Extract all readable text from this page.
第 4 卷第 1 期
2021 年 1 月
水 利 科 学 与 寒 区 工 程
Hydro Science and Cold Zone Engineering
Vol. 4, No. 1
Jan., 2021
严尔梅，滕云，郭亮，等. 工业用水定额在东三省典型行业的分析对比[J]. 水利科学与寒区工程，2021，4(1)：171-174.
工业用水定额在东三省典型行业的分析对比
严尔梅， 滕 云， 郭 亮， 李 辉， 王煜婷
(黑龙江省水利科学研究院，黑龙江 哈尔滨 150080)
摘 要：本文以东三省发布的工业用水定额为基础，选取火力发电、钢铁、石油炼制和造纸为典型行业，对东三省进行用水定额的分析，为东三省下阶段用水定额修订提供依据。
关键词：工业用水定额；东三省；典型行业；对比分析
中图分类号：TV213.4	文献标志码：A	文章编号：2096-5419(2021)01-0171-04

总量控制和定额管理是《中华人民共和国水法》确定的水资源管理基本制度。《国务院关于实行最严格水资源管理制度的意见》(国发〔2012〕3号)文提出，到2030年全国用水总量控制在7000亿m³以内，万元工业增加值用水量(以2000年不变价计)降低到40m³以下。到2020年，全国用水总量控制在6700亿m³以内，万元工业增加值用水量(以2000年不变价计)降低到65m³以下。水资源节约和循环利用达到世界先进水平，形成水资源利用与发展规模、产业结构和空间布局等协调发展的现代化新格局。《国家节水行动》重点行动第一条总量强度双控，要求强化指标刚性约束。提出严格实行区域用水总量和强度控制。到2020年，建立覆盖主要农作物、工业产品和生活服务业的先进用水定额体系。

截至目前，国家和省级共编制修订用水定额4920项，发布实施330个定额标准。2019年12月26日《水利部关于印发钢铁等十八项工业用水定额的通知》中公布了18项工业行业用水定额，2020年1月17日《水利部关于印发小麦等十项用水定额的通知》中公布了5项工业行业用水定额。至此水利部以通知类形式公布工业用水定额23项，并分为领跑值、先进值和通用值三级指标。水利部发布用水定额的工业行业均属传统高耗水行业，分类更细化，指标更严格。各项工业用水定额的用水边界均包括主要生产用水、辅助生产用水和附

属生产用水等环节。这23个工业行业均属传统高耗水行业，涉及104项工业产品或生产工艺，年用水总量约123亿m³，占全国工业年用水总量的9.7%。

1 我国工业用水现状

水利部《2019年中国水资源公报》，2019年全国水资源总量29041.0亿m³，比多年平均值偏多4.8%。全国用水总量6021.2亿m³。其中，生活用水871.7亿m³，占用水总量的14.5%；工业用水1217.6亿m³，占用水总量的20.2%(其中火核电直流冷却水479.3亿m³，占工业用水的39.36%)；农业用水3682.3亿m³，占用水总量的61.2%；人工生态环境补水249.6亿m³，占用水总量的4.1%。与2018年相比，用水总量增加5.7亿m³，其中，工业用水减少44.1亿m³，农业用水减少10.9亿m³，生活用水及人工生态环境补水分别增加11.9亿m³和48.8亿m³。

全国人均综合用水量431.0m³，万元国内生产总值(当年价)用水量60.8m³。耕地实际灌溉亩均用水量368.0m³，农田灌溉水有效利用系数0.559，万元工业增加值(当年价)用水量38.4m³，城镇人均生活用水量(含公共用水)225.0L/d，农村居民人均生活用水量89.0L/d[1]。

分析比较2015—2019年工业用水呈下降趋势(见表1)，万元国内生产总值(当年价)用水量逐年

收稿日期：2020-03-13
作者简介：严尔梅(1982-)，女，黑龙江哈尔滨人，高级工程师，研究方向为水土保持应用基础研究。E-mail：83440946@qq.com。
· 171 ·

▸ **SHORT EXERCISE**
In the records above, find each line holding "万元国内生产总值" and copy it.

▸ **ANSWER TO THIS TASK**
全国人均综合用水量431.0m³，万元国内生产总值(当年价)用水量60.8m³。耕地实际灌溉亩均用水量368.0m³，农田灌溉水有效利用系数0.559，万元工业增加值(当年价)用水量38.4m³，城镇人均生活用水量(含公共用水)225.0L/d，农村居民人均生活用水量89.0L/d[1]。
分析比较2015—2019年工业用水呈下降趋势(见表1)，万元国内生产总值(当年价)用水量逐年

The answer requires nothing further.